» Given instruction
Track down the lines that contain "乙方同意并允诺" and copy them.

──────

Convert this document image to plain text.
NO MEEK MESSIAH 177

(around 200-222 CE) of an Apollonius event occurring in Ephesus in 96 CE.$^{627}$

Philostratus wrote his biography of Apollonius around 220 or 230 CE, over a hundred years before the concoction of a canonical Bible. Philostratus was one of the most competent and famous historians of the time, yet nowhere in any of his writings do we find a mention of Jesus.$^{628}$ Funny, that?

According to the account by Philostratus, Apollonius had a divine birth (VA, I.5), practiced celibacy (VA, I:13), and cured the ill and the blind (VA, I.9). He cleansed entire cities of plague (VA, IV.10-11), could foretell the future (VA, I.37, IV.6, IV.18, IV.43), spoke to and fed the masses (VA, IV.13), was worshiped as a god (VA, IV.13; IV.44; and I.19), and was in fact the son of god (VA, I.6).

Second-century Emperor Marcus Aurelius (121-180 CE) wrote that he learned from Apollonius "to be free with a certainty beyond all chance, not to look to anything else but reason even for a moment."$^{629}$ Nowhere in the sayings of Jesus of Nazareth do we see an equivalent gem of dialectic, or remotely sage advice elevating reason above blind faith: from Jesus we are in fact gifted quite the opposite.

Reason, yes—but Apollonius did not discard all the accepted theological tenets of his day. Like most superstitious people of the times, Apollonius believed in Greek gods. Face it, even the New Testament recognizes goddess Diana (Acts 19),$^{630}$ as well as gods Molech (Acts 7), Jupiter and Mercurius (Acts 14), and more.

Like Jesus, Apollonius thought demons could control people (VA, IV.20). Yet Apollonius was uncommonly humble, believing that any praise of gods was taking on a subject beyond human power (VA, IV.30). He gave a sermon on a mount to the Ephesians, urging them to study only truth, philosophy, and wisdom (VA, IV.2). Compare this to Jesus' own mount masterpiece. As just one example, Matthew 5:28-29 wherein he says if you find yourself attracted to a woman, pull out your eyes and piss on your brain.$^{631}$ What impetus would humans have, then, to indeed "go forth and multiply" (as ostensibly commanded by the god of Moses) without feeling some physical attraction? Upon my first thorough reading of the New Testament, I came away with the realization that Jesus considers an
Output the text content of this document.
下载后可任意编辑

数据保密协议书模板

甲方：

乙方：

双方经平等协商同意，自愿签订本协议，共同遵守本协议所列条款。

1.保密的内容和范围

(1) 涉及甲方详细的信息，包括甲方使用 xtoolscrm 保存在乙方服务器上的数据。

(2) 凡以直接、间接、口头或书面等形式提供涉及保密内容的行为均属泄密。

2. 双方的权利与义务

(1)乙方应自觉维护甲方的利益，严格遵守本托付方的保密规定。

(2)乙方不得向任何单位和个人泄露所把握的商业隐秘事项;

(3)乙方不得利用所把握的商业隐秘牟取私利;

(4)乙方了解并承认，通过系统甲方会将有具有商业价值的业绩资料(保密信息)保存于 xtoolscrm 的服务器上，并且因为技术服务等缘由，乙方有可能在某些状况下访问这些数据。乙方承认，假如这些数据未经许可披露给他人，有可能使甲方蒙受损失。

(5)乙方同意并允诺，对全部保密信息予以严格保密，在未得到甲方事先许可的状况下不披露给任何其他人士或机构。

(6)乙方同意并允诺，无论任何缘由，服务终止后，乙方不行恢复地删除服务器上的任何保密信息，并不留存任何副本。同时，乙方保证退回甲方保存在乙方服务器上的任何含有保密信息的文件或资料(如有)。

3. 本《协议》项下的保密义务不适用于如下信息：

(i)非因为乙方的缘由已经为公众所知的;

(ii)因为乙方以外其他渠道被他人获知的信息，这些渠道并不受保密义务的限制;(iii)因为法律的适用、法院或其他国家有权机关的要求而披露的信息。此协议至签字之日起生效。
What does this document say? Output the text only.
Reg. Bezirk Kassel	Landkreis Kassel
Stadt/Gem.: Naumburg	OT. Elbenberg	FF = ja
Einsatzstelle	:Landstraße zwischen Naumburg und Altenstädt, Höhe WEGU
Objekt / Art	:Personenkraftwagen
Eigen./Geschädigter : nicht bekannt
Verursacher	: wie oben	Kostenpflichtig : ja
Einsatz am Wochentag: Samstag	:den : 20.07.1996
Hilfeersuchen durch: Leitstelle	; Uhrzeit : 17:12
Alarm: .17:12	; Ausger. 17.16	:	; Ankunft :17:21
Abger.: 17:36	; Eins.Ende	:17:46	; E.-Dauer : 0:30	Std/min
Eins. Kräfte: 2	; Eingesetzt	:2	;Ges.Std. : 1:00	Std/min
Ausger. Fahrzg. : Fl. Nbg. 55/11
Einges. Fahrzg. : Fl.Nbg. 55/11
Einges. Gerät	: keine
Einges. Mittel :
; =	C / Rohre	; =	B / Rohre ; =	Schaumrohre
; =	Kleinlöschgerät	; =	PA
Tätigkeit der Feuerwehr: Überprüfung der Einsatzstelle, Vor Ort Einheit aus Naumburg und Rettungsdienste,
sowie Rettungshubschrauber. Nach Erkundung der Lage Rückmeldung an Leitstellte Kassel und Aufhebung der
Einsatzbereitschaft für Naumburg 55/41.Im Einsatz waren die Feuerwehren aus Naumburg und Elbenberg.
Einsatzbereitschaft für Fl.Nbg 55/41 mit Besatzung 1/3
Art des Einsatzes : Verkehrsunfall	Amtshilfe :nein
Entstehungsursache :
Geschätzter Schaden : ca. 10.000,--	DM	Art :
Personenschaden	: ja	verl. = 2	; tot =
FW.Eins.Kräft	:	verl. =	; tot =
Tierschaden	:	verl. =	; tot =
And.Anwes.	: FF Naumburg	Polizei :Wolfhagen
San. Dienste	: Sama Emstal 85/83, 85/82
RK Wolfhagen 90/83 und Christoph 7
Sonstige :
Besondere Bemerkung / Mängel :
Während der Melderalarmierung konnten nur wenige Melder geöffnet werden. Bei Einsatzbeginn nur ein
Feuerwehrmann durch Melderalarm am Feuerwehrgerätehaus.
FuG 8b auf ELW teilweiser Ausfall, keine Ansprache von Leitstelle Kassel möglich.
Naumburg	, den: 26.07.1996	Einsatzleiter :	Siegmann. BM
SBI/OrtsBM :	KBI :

──────

» Problem solution
(5)乙方同意并允诺，对全部保密信息予以严格保密，在未得到甲方事先许可的状况下不披露给任何其他人士或机构。
(6)乙方同意并允诺，无论任何缘由，服务终止后，乙方不行恢复地删除服务器上的任何保密信息，并不留存任何副本。同时，乙方保证退回甲方保存在乙方服务器上的任何含有保密信息的文件或资料(如有)。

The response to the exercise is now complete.